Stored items

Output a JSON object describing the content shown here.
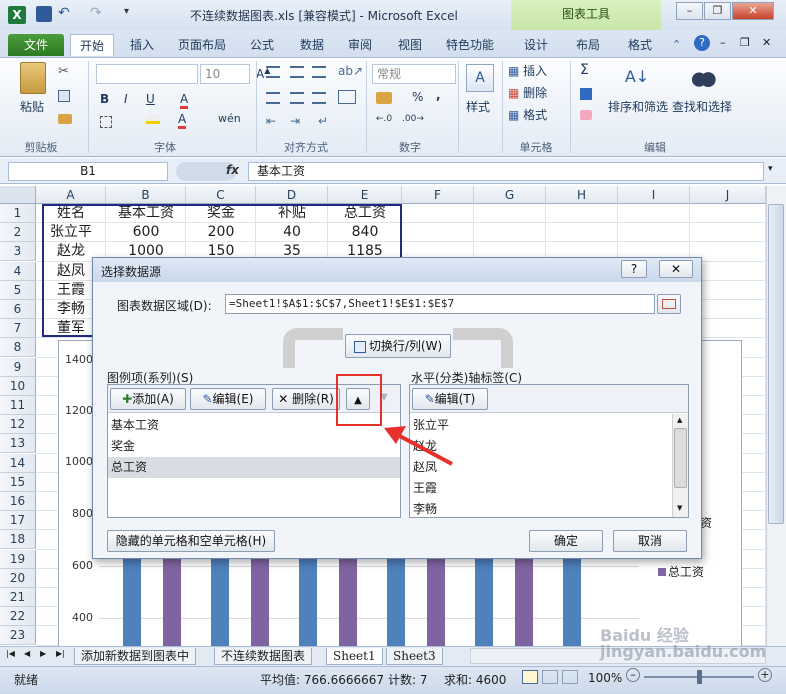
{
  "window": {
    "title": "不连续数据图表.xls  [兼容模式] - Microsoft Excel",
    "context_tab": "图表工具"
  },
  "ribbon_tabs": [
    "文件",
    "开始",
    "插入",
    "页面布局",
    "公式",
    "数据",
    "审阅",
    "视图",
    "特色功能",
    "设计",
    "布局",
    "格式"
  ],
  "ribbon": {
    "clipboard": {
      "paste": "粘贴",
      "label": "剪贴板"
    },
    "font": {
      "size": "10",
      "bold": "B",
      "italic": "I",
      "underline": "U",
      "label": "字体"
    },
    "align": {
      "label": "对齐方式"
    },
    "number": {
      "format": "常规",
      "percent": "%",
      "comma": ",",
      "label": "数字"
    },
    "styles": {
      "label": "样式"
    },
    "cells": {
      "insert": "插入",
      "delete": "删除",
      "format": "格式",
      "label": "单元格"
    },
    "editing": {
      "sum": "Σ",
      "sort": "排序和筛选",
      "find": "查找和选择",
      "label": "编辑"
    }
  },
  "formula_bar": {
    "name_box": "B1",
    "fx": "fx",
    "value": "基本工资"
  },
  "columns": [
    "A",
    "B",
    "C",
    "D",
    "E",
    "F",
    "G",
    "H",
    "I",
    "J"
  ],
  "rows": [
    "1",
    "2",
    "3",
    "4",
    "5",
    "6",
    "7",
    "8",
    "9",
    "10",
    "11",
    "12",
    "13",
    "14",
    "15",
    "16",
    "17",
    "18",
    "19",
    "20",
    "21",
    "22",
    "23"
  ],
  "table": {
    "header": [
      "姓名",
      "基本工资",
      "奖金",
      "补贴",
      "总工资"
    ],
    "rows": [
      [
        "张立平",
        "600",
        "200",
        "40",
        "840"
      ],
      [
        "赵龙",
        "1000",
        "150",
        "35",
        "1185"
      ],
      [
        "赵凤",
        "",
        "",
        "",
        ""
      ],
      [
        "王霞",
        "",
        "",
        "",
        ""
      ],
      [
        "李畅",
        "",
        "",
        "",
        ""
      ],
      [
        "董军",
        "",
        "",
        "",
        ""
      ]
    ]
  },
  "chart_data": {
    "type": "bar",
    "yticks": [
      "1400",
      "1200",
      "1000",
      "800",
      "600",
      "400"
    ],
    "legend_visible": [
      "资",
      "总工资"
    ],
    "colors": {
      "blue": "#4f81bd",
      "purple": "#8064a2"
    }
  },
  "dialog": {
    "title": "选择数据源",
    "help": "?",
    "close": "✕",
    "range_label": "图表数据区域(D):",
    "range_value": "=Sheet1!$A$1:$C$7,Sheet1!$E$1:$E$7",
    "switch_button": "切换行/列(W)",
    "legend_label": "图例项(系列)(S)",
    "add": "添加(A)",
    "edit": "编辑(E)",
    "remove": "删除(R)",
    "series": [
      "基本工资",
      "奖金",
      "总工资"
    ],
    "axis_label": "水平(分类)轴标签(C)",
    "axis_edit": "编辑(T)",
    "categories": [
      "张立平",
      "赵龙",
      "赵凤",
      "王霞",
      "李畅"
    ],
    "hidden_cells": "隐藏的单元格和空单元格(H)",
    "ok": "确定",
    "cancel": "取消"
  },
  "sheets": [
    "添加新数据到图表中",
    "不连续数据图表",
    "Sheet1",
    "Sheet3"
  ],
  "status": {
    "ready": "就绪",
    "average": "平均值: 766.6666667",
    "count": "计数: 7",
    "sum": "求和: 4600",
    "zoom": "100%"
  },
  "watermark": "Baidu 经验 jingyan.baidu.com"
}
---
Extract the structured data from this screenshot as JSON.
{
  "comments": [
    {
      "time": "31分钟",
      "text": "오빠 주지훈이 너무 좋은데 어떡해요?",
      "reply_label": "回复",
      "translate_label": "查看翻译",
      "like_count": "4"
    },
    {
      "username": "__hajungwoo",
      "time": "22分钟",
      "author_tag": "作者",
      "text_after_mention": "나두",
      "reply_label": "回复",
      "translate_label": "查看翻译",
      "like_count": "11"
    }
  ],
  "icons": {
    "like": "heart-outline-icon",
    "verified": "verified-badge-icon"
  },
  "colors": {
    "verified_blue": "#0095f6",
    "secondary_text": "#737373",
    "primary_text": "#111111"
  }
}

**EXERCISE DETAILS:** Search the entries for the word "JSON" and gather every line where it appears.

**EXERCISE OUTPUT:**
Output a JSON object describing the content shown here.
Extract the structured data from this screenshot as JSON.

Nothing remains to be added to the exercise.